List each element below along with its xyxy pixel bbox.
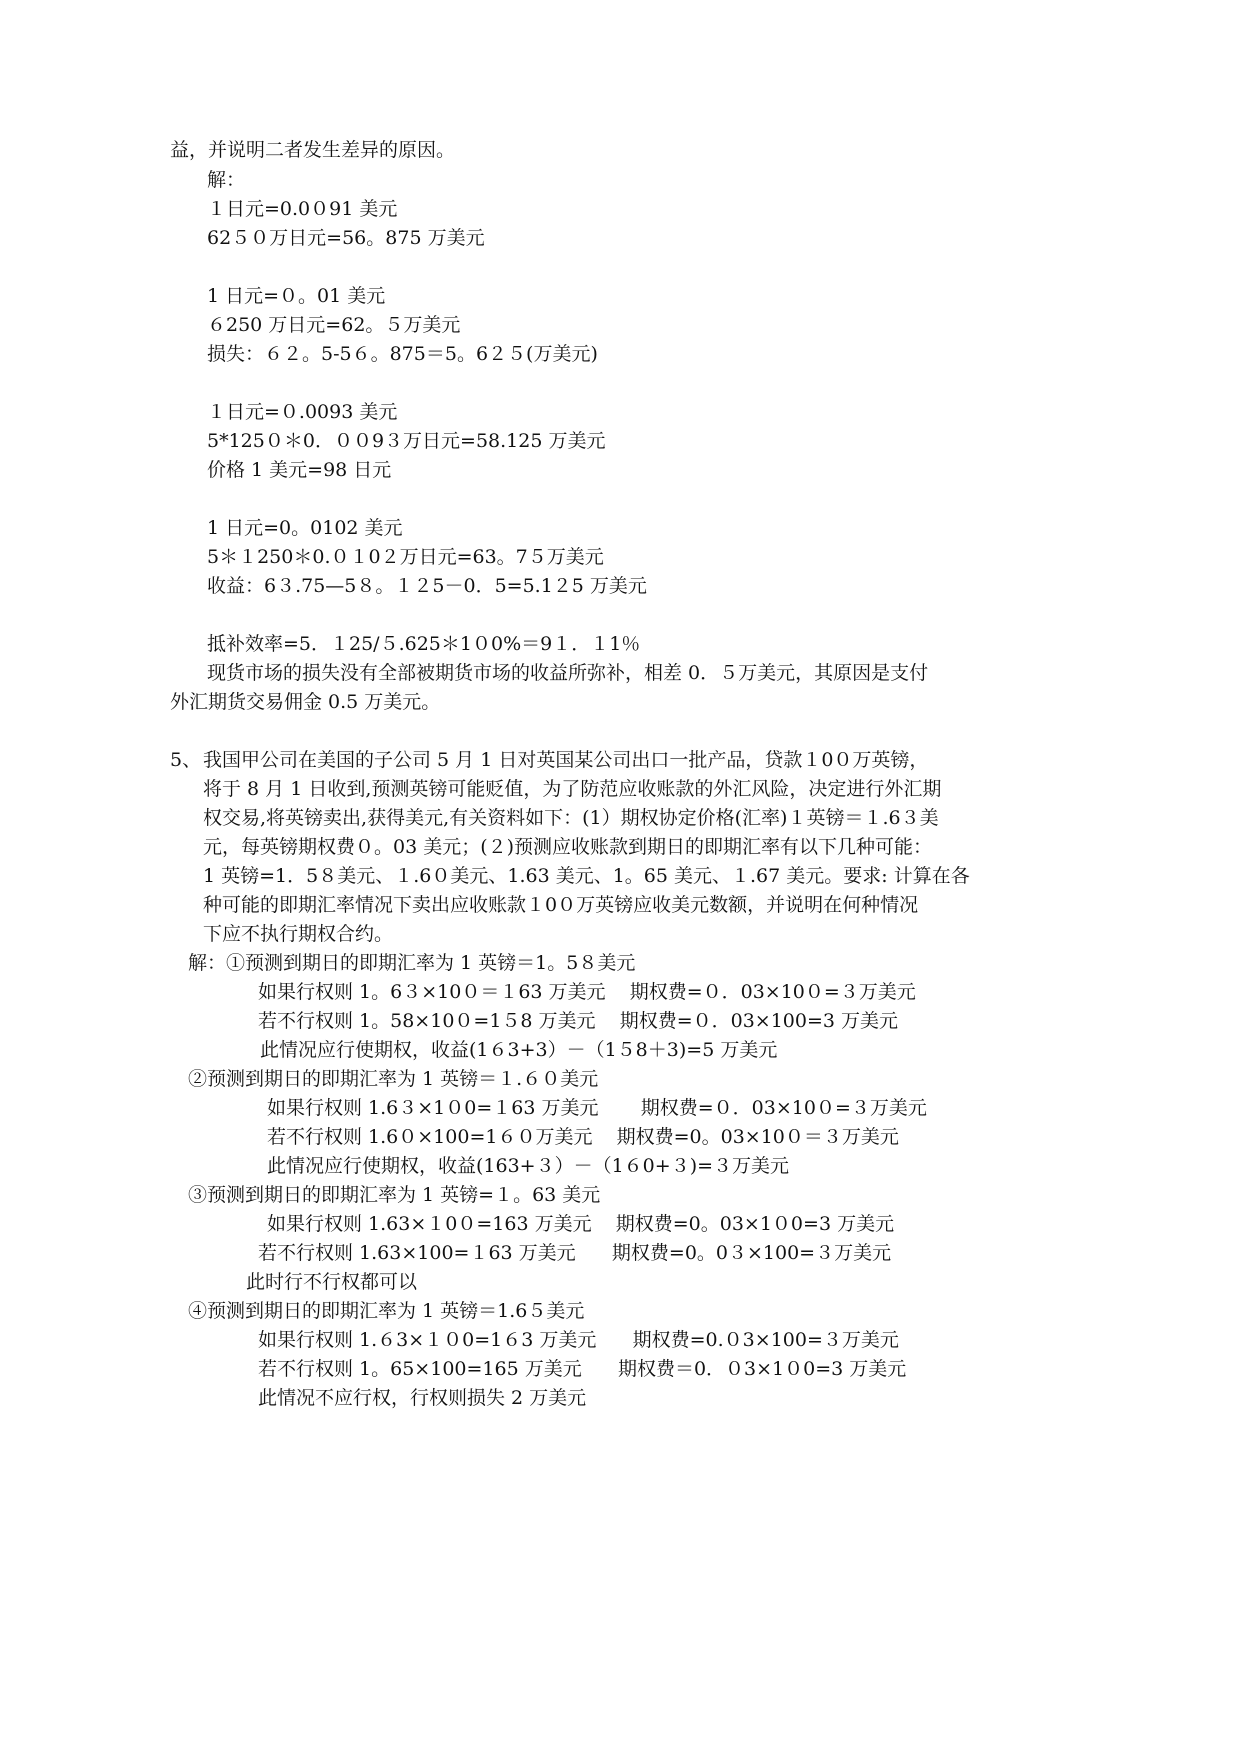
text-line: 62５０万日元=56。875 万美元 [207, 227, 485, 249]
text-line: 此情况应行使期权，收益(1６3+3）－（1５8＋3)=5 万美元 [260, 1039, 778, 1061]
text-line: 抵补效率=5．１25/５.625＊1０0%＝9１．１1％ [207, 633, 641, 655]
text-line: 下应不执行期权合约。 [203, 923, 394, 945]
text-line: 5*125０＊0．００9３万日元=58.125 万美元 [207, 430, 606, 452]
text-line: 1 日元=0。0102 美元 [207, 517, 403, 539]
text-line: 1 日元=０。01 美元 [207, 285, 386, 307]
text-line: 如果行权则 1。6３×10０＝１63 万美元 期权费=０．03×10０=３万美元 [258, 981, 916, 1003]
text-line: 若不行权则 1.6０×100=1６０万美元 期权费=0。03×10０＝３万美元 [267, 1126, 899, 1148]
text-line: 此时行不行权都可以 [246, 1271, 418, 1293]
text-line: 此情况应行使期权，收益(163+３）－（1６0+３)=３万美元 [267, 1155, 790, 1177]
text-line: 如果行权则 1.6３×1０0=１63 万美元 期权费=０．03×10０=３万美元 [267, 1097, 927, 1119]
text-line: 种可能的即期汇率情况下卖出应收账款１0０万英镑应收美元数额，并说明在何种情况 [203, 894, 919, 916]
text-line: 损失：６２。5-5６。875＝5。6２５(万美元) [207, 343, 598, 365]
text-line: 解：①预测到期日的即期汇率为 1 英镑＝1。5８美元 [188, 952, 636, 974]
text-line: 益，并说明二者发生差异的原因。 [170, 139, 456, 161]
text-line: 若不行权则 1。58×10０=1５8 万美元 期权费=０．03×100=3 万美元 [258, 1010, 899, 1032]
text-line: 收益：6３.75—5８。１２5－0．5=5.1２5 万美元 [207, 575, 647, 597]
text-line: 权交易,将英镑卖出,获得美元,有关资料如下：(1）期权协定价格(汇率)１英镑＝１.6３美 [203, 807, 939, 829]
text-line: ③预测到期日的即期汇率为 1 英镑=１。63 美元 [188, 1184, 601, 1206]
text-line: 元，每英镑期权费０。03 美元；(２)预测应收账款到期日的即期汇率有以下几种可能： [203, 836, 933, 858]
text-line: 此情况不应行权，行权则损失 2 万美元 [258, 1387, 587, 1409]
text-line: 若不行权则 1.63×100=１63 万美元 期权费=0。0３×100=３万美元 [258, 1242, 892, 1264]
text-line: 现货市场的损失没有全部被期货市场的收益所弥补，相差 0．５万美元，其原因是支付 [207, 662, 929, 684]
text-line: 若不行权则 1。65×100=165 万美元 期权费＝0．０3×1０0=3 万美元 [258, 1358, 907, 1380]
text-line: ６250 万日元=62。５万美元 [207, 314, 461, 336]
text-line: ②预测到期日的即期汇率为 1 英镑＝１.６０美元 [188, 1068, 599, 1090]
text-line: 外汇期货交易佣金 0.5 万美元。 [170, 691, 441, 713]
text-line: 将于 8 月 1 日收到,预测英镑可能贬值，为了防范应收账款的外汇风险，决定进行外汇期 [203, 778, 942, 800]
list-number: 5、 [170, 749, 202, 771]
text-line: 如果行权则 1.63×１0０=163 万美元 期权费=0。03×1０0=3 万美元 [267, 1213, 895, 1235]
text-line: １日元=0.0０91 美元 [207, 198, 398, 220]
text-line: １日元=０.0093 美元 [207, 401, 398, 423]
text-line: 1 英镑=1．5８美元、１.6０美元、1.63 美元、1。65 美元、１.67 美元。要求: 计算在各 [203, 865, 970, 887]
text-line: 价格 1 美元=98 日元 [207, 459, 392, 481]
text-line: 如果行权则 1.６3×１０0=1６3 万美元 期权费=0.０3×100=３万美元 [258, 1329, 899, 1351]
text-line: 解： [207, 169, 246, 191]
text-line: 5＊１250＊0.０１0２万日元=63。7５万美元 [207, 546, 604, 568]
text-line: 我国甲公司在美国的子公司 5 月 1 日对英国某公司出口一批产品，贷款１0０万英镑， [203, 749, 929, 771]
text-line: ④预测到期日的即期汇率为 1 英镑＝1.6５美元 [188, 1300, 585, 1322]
§ §
Task goal — Copy every line of the rows above character for character, and leave the pictures out of your copy.

Output for this exercise —
List each element below along with its xyxy pixel bbox.
text-line: 62５０万日元=56。875 万美元 [207, 227, 485, 249]
text-line: 此情况应行使期权，收益(1６3+3）－（1５8＋3)=5 万美元 [260, 1039, 778, 1061]
text-line: 抵补效率=5．１25/５.625＊1０0%＝9１．１1％ [207, 633, 641, 655]
text-line: 下应不执行期权合约。 [203, 923, 394, 945]
text-line: 5*125０＊0．００9３万日元=58.125 万美元 [207, 430, 606, 452]
text-line: 1 日元=0。0102 美元 [207, 517, 403, 539]
text-line: 1 日元=０。01 美元 [207, 285, 386, 307]
text-line: 如果行权则 1。6３×10０＝１63 万美元 期权费=０．03×10０=３万美元 [258, 981, 916, 1003]
text-line: 若不行权则 1.6０×100=1６０万美元 期权费=0。03×10０＝３万美元 [267, 1126, 899, 1148]
text-line: 此时行不行权都可以 [246, 1271, 418, 1293]
text-line: 此情况应行使期权，收益(163+３）－（1６0+３)=３万美元 [267, 1155, 790, 1177]
text-line: 如果行权则 1.6３×1０0=１63 万美元 期权费=０．03×10０=３万美元 [267, 1097, 927, 1119]
text-line: 种可能的即期汇率情况下卖出应收账款１0０万英镑应收美元数额，并说明在何种情况 [203, 894, 919, 916]
text-line: 损失：６２。5-5６。875＝5。6２５(万美元) [207, 343, 598, 365]
text-line: 解：①预测到期日的即期汇率为 1 英镑＝1。5８美元 [188, 952, 636, 974]
text-line: 益，并说明二者发生差异的原因。 [170, 139, 456, 161]
text-line: 若不行权则 1。58×10０=1５8 万美元 期权费=０．03×100=3 万美元 [258, 1010, 899, 1032]
text-line: 收益：6３.75—5８。１２5－0．5=5.1２5 万美元 [207, 575, 647, 597]
text-line: 权交易,将英镑卖出,获得美元,有关资料如下：(1）期权协定价格(汇率)１英镑＝１.6３美 [203, 807, 939, 829]
text-line: ③预测到期日的即期汇率为 1 英镑=１。63 美元 [188, 1184, 601, 1206]
text-line: 元，每英镑期权费０。03 美元；(２)预测应收账款到期日的即期汇率有以下几种可能： [203, 836, 933, 858]
text-line: 此情况不应行权，行权则损失 2 万美元 [258, 1387, 587, 1409]
text-line: 若不行权则 1.63×100=１63 万美元 期权费=0。0３×100=３万美元 [258, 1242, 892, 1264]
text-line: 现货市场的损失没有全部被期货市场的收益所弥补，相差 0．５万美元，其原因是支付 [207, 662, 929, 684]
text-line: 若不行权则 1。65×100=165 万美元 期权费＝0．０3×1０0=3 万美元 [258, 1358, 907, 1380]
text-line: ６250 万日元=62。５万美元 [207, 314, 461, 336]
text-line: ②预测到期日的即期汇率为 1 英镑＝１.６０美元 [188, 1068, 599, 1090]
text-line: 外汇期货交易佣金 0.5 万美元。 [170, 691, 441, 713]
text-line: 将于 8 月 1 日收到,预测英镑可能贬值，为了防范应收账款的外汇风险，决定进行外汇期 [203, 778, 942, 800]
list-number: 5、 [170, 749, 202, 771]
text-line: 如果行权则 1.63×１0０=163 万美元 期权费=0。03×1０0=3 万美元 [267, 1213, 895, 1235]
text-line: １日元=0.0０91 美元 [207, 198, 398, 220]
text-line: １日元=０.0093 美元 [207, 401, 398, 423]
text-line: 1 英镑=1．5８美元、１.6０美元、1.63 美元、1。65 美元、１.67 美元。要求: 计算在各 [203, 865, 970, 887]
text-line: 价格 1 美元=98 日元 [207, 459, 392, 481]
text-line: 如果行权则 1.６3×１０0=1６3 万美元 期权费=0.０3×100=３万美元 [258, 1329, 899, 1351]
text-line: 解： [207, 169, 246, 191]
text-line: 5＊１250＊0.０１0２万日元=63。7５万美元 [207, 546, 604, 568]
text-line: 我国甲公司在美国的子公司 5 月 1 日对英国某公司出口一批产品，贷款１0０万英镑， [203, 749, 929, 771]
text-line: ④预测到期日的即期汇率为 1 英镑＝1.6５美元 [188, 1300, 585, 1322]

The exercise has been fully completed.